What you will do
Output the material beneath exactly, leaving nothing out.

Input records
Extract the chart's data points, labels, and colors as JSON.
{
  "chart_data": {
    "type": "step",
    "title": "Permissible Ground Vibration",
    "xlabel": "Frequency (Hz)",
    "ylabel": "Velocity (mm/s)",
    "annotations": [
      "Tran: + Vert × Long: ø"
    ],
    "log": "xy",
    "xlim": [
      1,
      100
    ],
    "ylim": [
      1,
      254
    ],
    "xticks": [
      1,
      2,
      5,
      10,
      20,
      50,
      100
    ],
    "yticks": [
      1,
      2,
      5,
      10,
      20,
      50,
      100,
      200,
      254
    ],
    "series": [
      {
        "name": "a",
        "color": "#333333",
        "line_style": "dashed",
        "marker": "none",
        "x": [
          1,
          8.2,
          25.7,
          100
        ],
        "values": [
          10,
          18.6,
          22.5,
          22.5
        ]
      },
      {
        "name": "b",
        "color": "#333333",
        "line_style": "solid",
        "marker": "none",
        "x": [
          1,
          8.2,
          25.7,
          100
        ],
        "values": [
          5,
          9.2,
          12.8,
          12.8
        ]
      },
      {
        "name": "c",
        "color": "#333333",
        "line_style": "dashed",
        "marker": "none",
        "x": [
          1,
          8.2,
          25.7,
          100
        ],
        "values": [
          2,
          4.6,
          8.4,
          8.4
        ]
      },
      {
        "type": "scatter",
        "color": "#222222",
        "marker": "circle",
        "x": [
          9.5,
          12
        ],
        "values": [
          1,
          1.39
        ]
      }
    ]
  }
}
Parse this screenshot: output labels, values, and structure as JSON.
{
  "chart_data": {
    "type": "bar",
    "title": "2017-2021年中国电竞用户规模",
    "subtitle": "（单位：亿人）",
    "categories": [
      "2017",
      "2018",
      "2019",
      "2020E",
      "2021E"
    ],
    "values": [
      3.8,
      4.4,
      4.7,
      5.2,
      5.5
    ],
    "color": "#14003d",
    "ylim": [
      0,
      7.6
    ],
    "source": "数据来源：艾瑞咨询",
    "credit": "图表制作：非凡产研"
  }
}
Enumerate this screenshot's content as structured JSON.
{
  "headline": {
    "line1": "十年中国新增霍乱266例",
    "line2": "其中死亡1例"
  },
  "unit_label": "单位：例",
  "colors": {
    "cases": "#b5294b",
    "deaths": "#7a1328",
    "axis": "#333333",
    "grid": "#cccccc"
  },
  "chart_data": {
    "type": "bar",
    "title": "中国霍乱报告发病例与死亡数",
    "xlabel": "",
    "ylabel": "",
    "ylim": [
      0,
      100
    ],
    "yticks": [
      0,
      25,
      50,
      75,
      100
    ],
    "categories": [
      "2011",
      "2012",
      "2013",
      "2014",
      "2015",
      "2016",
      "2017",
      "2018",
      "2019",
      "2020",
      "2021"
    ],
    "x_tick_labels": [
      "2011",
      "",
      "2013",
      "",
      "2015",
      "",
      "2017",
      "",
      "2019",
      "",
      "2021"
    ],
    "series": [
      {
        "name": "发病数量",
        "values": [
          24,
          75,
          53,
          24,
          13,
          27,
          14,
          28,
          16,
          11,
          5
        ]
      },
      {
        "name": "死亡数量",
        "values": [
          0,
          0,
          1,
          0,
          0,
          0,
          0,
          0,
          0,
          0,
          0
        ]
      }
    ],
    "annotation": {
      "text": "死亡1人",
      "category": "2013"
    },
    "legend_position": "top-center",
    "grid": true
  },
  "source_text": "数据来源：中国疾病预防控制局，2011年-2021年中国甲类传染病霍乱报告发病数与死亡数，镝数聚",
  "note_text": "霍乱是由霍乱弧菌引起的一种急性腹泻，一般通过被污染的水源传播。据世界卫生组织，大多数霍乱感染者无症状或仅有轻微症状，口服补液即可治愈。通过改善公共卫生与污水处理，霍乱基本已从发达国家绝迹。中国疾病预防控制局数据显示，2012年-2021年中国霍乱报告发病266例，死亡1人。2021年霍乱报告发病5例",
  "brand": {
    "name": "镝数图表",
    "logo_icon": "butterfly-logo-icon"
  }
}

Exercise answer
Extract the chart's data points, labels, and colors as JSON.
{
  "chart_data": {
    "type": "step",
    "title": "Permissible Ground Vibration",
    "xlabel": "Frequency (Hz)",
    "ylabel": "Velocity (mm/s)",
    "annotations": [
      "Tran: + Vert × Long: ø"
    ],
    "log": "xy",
    "xlim": [
      1,
      100
    ],
    "ylim": [
      1,
      254
    ],
    "xticks": [
      1,
      2,
      5,
      10,
      20,
      50,
      100
    ],
    "yticks": [
      1,
      2,
      5,
      10,
      20,
      50,
      100,
      200,
      254
    ],
    "series": [
      {
        "name": "a",
        "color": "#333333",
        "line_style": "dashed",
        "marker": "none",
        "x": [
          1,
          8.2,
          25.7,
          100
        ],
        "values": [
          10,
          18.6,
          22.5,
          22.5
        ]
      },
      {
        "name": "b",
        "color": "#333333",
        "line_style": "solid",
        "marker": "none",
        "x": [
          1,
          8.2,
          25.7,
          100
        ],
        "values": [
          5,
          9.2,
          12.8,
          12.8
        ]
      },
      {
        "name": "c",
        "color": "#333333",
        "line_style": "dashed",
        "marker": "none",
        "x": [
          1,
          8.2,
          25.7,
          100
        ],
        "values": [
          2,
          4.6,
          8.4,
          8.4
        ]
      },
      {
        "type": "scatter",
        "color": "#222222",
        "marker": "circle",
        "x": [
          9.5,
          12
        ],
        "values": [
          1,
          1.39
        ]
      }
    ]
  }
}
Parse this screenshot: output labels, values, and structure as JSON.
{
  "chart_data": {
    "type": "bar",
    "title": "2017-2021年中国电竞用户规模",
    "subtitle": "（单位：亿人）",
    "categories": [
      "2017",
      "2018",
      "2019",
      "2020E",
      "2021E"
    ],
    "values": [
      3.8,
      4.4,
      4.7,
      5.2,
      5.5
    ],
    "color": "#14003d",
    "ylim": [
      0,
      7.6
    ],
    "source": "数据来源：艾瑞咨询",
    "credit": "图表制作：非凡产研"
  }
}
Enumerate this screenshot's content as structured JSON.
{
  "headline": {
    "line1": "十年中国新增霍乱266例",
    "line2": "其中死亡1例"
  },
  "unit_label": "单位：例",
  "colors": {
    "cases": "#b5294b",
    "deaths": "#7a1328",
    "axis": "#333333",
    "grid": "#cccccc"
  },
  "chart_data": {
    "type": "bar",
    "title": "中国霍乱报告发病例与死亡数",
    "xlabel": "",
    "ylabel": "",
    "ylim": [
      0,
      100
    ],
    "yticks": [
      0,
      25,
      50,
      75,
      100
    ],
    "categories": [
      "2011",
      "2012",
      "2013",
      "2014",
      "2015",
      "2016",
      "2017",
      "2018",
      "2019",
      "2020",
      "2021"
    ],
    "x_tick_labels": [
      "2011",
      "",
      "2013",
      "",
      "2015",
      "",
      "2017",
      "",
      "2019",
      "",
      "2021"
    ],
    "series": [
      {
        "name": "发病数量",
        "values": [
          24,
          75,
          53,
          24,
          13,
          27,
          14,
          28,
          16,
          11,
          5
        ]
      },
      {
        "name": "死亡数量",
        "values": [
          0,
          0,
          1,
          0,
          0,
          0,
          0,
          0,
          0,
          0,
          0
        ]
      }
    ],
    "annotation": {
      "text": "死亡1人",
      "category": "2013"
    },
    "legend_position": "top-center",
    "grid": true
  },
  "source_text": "数据来源：中国疾病预防控制局，2011年-2021年中国甲类传染病霍乱报告发病数与死亡数，镝数聚",
  "note_text": "霍乱是由霍乱弧菌引起的一种急性腹泻，一般通过被污染的水源传播。据世界卫生组织，大多数霍乱感染者无症状或仅有轻微症状，口服补液即可治愈。通过改善公共卫生与污水处理，霍乱基本已从发达国家绝迹。中国疾病预防控制局数据显示，2012年-2021年中国霍乱报告发病266例，死亡1人。2021年霍乱报告发病5例",
  "brand": {
    "name": "镝数图表",
    "logo_icon": "butterfly-logo-icon"
  }
}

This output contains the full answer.